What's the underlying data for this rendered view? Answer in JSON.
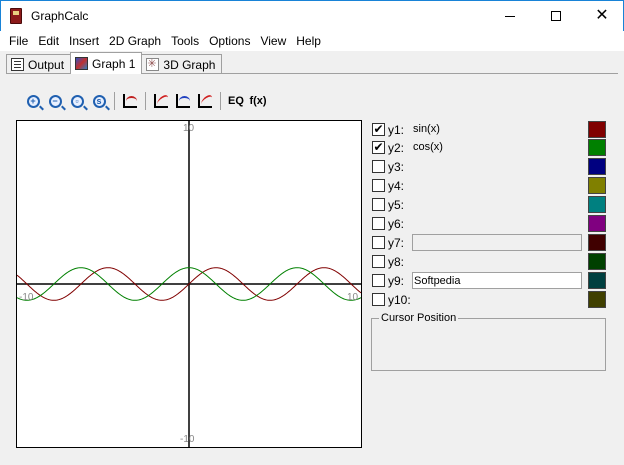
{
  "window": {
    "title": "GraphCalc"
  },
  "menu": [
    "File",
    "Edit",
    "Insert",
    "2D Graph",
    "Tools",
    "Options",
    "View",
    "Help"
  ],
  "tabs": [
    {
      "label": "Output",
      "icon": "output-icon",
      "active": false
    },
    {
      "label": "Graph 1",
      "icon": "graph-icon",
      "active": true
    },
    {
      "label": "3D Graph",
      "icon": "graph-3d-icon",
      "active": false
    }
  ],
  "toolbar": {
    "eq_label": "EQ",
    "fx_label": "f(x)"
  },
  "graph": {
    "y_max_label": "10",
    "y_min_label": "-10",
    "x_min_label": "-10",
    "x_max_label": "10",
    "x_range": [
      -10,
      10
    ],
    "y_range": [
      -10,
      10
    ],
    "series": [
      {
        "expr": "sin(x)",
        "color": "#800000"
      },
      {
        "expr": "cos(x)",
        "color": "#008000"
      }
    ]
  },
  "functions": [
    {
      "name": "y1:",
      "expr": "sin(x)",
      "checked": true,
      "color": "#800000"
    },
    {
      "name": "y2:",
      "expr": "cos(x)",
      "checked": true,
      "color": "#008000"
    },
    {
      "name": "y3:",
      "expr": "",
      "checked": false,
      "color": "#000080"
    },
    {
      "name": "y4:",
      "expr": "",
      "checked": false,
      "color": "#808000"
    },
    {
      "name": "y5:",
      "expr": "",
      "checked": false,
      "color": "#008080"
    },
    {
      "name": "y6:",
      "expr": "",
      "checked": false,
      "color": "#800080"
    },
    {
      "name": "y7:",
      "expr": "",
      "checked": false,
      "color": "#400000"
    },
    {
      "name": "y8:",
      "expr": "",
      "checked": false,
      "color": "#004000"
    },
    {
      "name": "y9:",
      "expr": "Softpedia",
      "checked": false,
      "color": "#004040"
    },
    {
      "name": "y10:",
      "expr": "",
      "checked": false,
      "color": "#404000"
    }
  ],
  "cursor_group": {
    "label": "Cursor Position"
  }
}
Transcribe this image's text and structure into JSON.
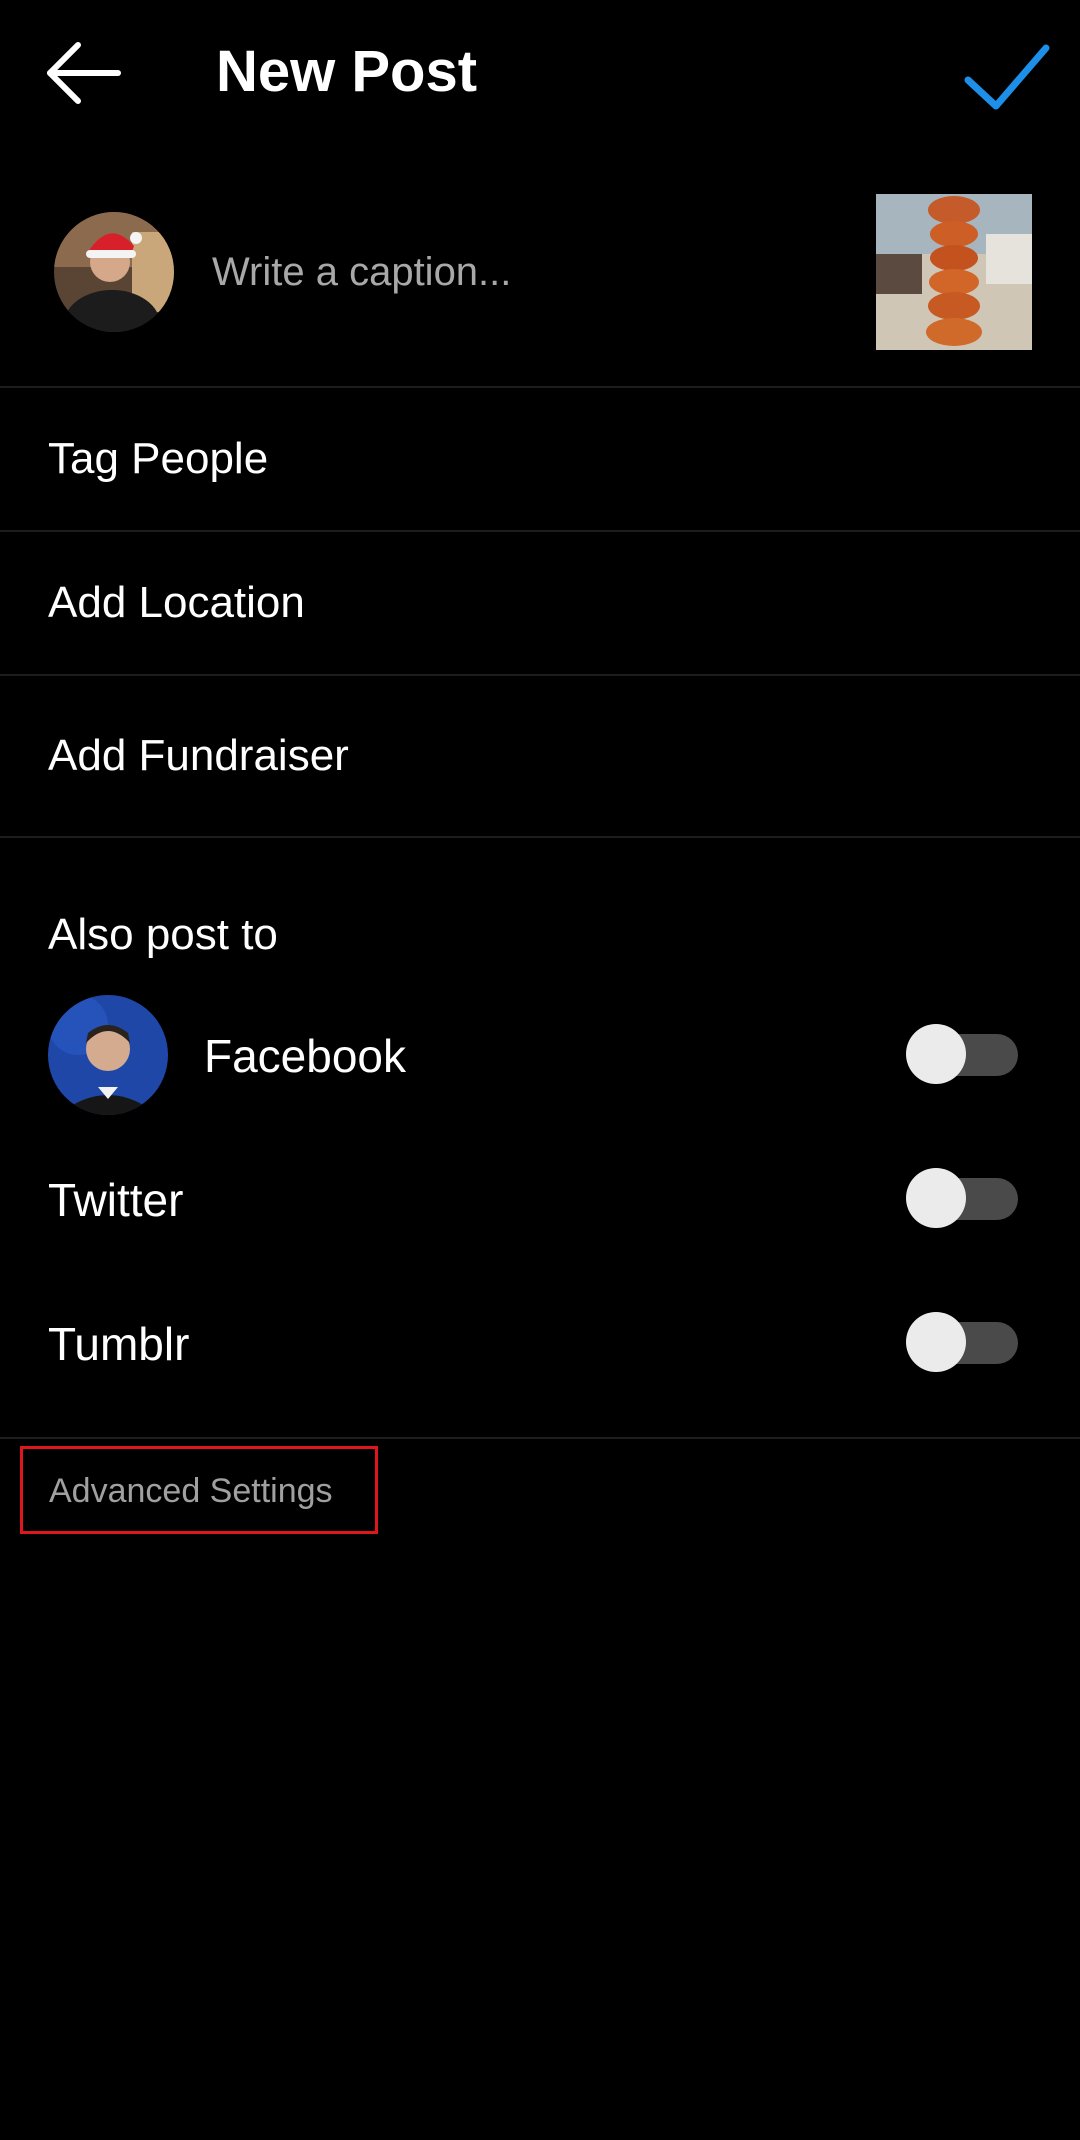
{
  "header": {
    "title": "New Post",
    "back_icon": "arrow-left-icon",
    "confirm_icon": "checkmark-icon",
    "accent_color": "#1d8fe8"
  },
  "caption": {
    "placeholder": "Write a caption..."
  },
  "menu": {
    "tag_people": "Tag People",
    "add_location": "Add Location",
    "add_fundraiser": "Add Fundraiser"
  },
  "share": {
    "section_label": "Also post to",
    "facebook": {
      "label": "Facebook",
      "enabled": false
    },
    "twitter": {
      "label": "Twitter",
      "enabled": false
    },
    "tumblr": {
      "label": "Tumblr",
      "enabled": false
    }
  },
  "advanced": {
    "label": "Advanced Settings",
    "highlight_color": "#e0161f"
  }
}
_ _ _ _ _
▶ Required work
Reply with one number only: how many lines of the listing hold "JSON"?

▶ Exercise result
2